• The request: Locate the string "プレイロット" throughout the material and copy every line in which it occurs.

• Data to process:
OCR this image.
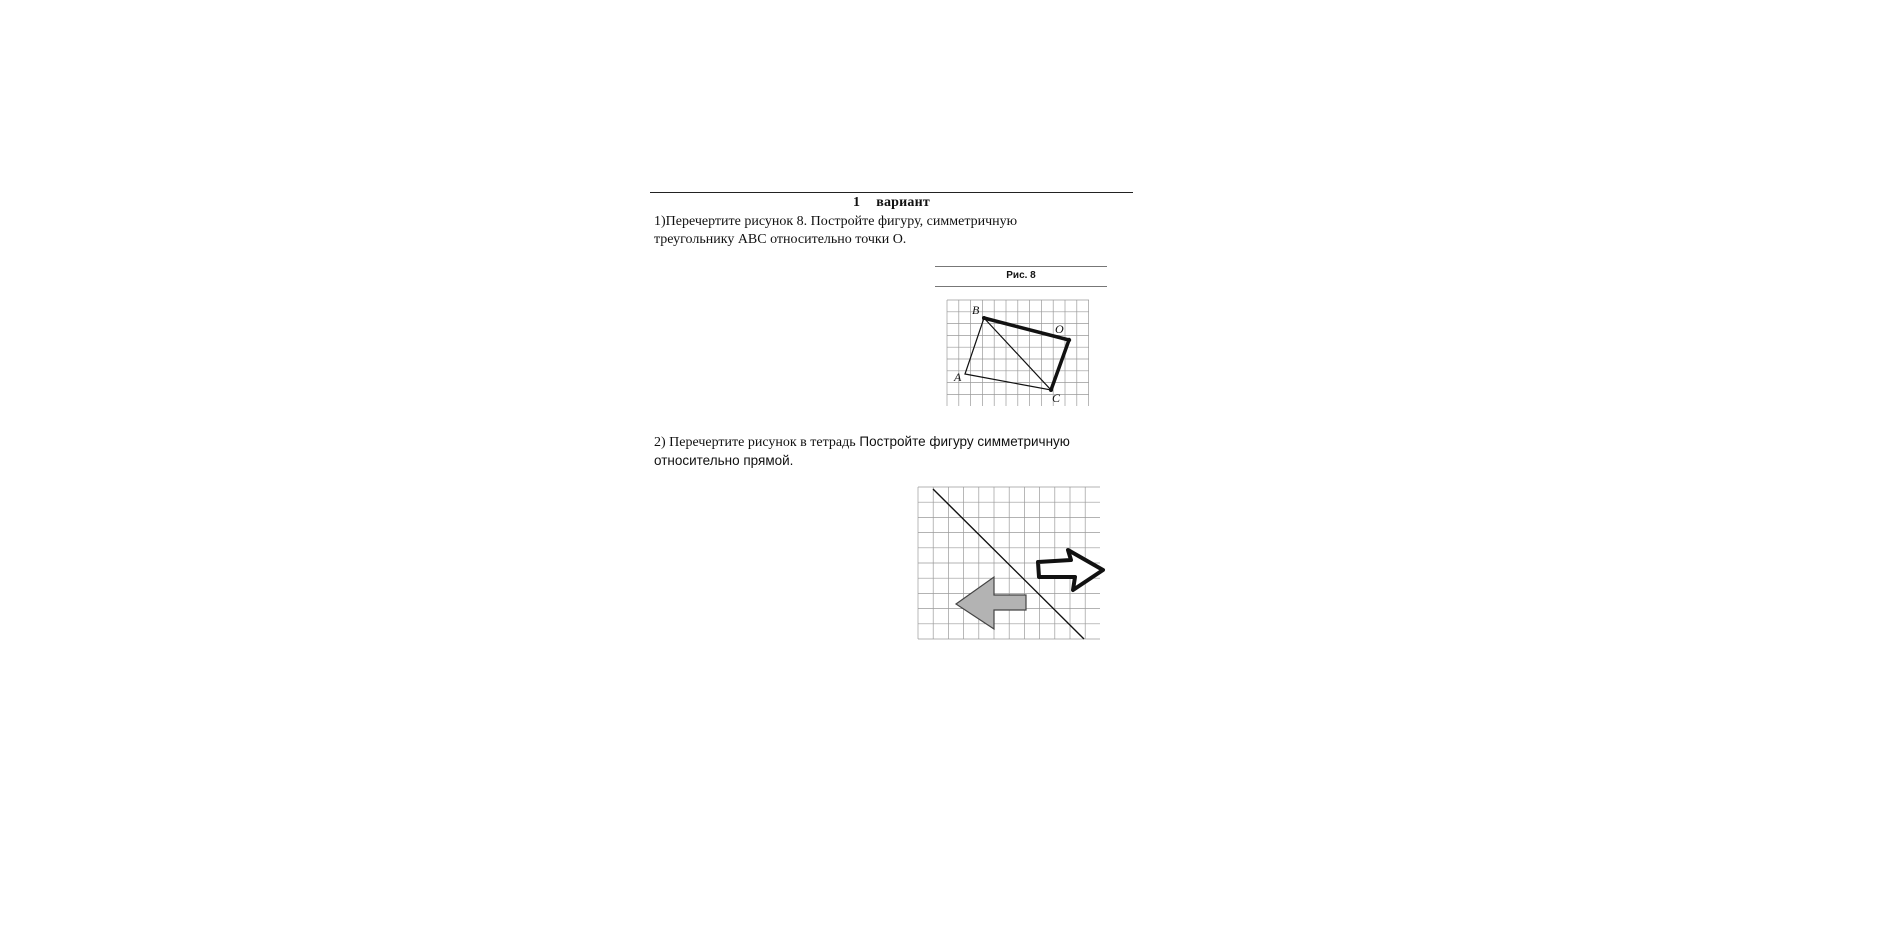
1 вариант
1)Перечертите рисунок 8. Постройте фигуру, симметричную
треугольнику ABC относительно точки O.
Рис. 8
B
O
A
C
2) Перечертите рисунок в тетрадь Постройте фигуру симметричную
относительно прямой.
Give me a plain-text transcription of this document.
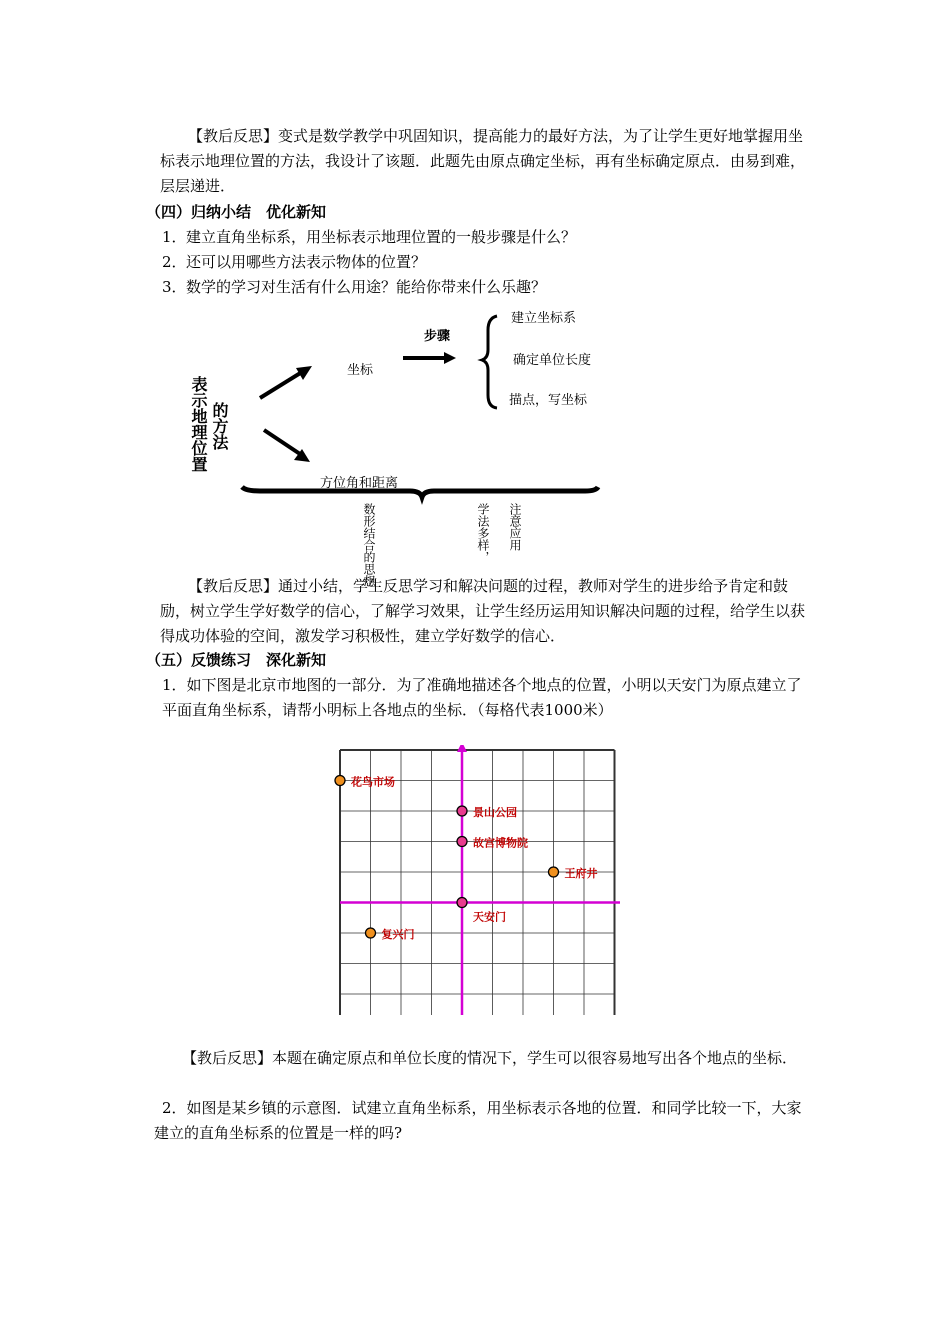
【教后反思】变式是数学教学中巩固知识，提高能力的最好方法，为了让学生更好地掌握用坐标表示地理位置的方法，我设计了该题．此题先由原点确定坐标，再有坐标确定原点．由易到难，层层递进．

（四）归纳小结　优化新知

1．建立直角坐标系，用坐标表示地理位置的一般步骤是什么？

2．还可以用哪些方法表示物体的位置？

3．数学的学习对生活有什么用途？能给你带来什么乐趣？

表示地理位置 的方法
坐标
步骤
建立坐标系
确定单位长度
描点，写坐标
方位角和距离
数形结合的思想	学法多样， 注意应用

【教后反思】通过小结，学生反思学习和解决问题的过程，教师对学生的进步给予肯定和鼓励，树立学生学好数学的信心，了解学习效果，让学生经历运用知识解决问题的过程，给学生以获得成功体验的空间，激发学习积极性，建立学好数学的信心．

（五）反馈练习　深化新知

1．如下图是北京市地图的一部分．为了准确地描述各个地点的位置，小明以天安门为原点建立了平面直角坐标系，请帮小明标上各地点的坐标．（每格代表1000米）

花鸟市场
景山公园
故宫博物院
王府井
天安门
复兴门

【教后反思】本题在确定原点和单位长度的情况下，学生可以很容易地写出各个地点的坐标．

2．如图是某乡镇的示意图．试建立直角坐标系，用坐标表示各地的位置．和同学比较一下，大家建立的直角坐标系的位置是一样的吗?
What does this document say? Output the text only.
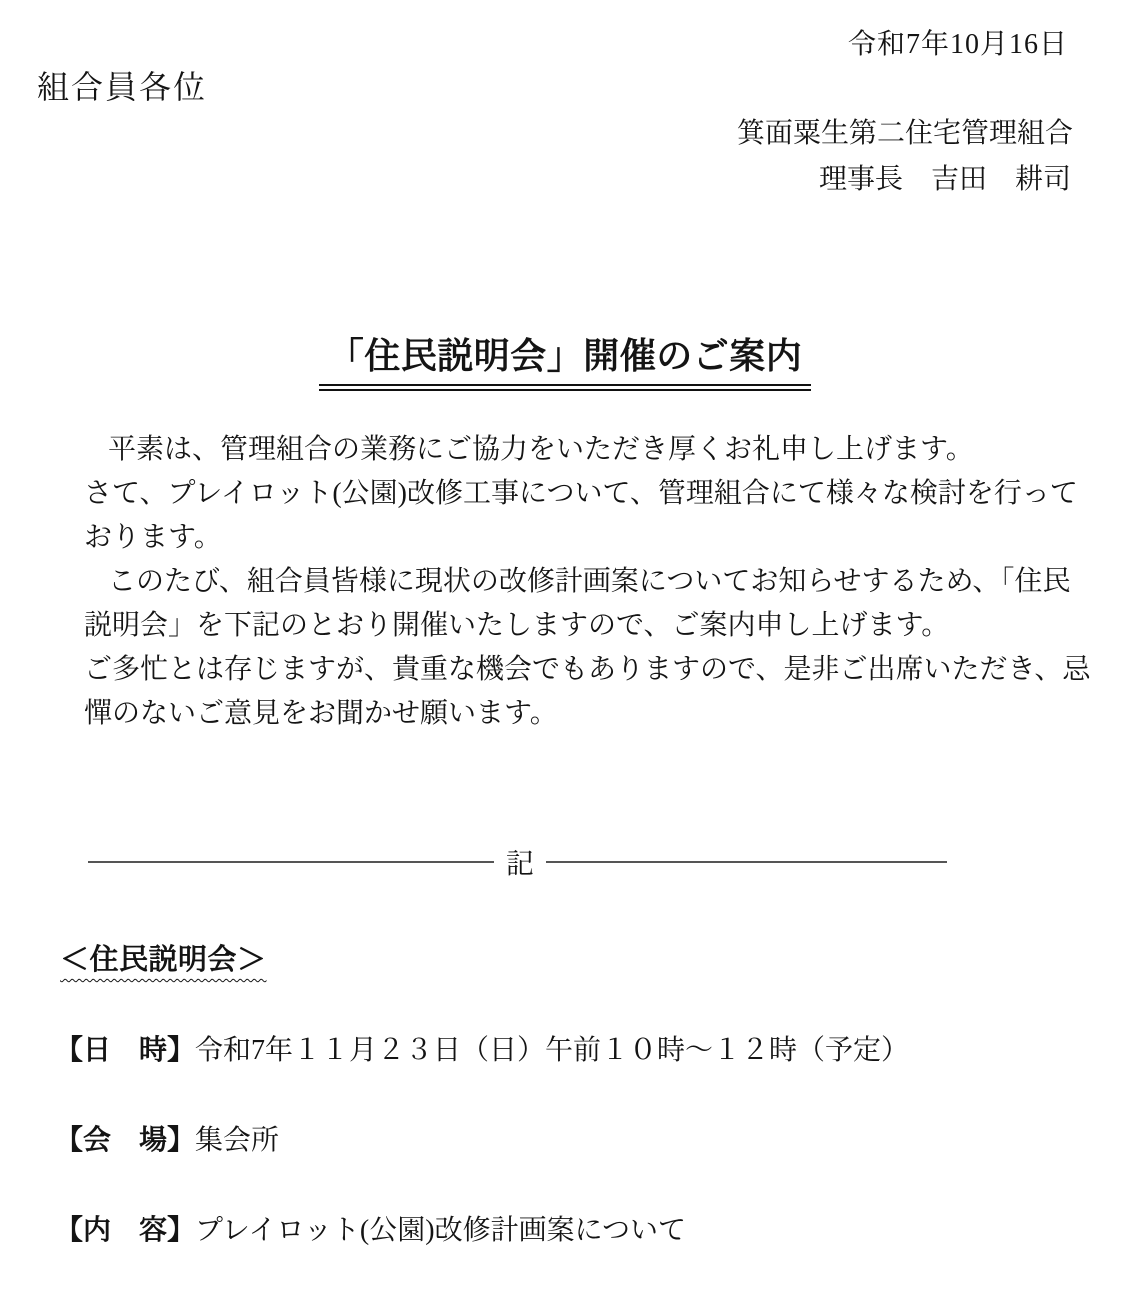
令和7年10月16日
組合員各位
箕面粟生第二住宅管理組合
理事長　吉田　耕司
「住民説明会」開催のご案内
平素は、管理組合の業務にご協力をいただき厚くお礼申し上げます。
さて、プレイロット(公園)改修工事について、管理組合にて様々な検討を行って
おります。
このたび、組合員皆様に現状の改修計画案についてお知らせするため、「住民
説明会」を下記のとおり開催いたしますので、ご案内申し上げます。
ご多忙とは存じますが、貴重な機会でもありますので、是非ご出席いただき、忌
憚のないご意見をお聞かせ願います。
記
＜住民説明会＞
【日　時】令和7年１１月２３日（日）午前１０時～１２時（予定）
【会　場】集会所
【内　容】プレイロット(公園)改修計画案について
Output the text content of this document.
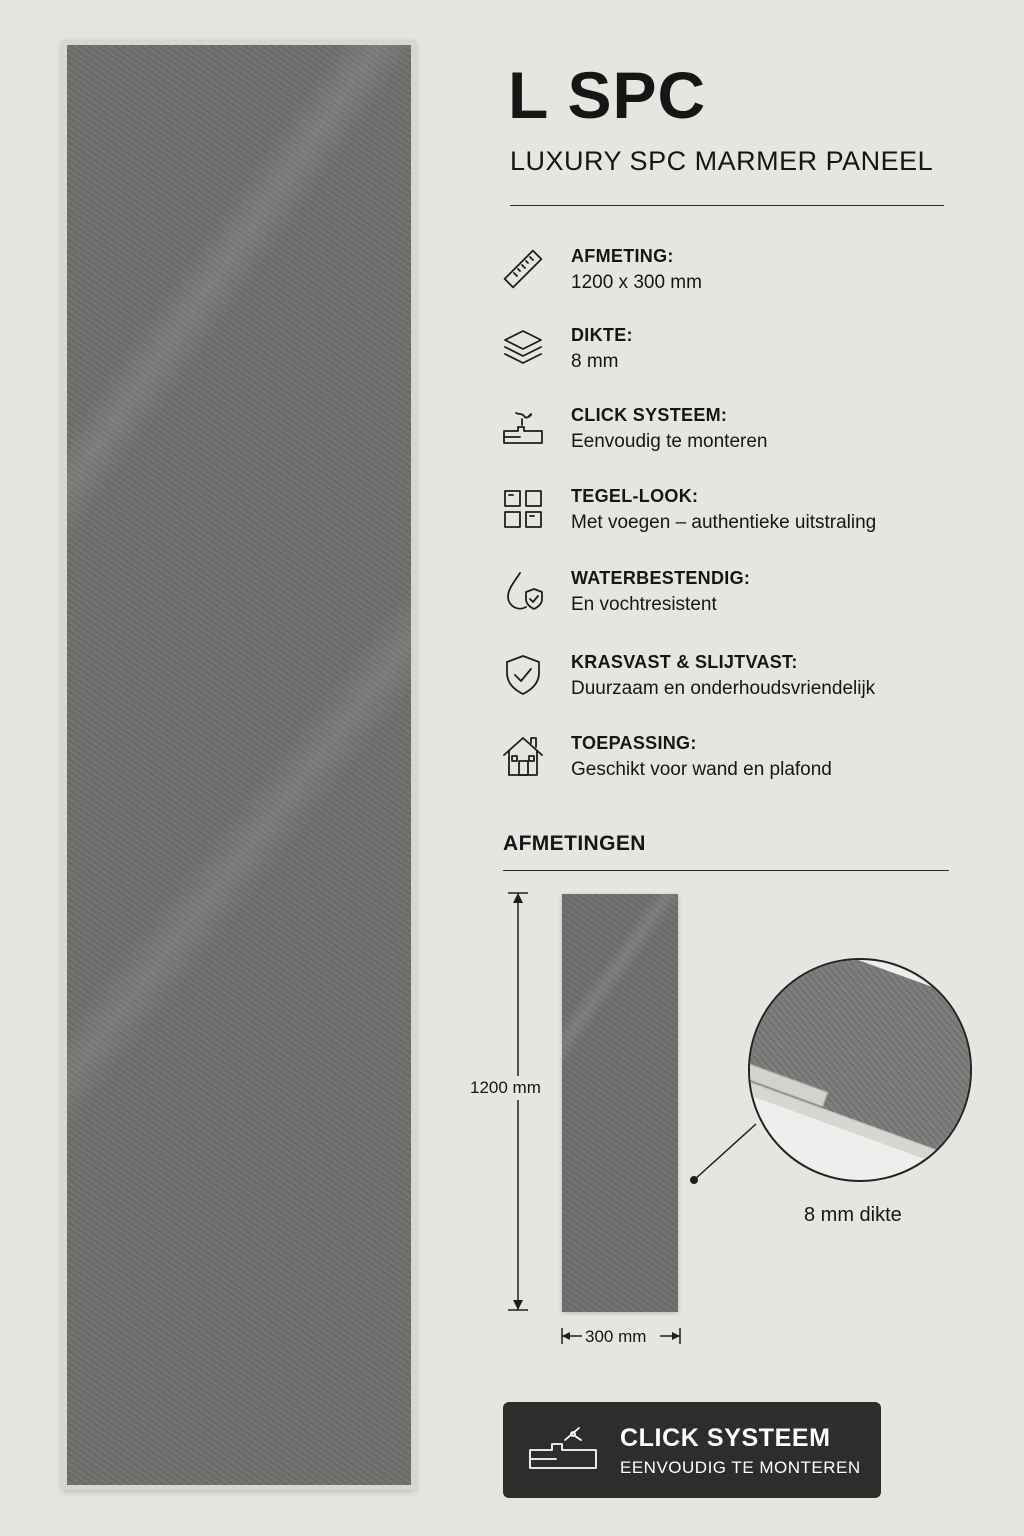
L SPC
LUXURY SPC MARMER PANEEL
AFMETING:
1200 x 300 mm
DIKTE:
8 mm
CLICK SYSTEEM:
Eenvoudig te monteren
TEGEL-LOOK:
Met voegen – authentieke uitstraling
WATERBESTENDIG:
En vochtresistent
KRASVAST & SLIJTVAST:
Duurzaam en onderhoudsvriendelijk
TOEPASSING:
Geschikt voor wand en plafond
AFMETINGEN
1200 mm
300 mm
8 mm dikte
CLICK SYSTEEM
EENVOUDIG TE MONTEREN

• Complete output:
さて、プレイロット(公園)改修工事について、管理組合にて様々な検討を行って
【内　容】プレイロット(公園)改修計画案について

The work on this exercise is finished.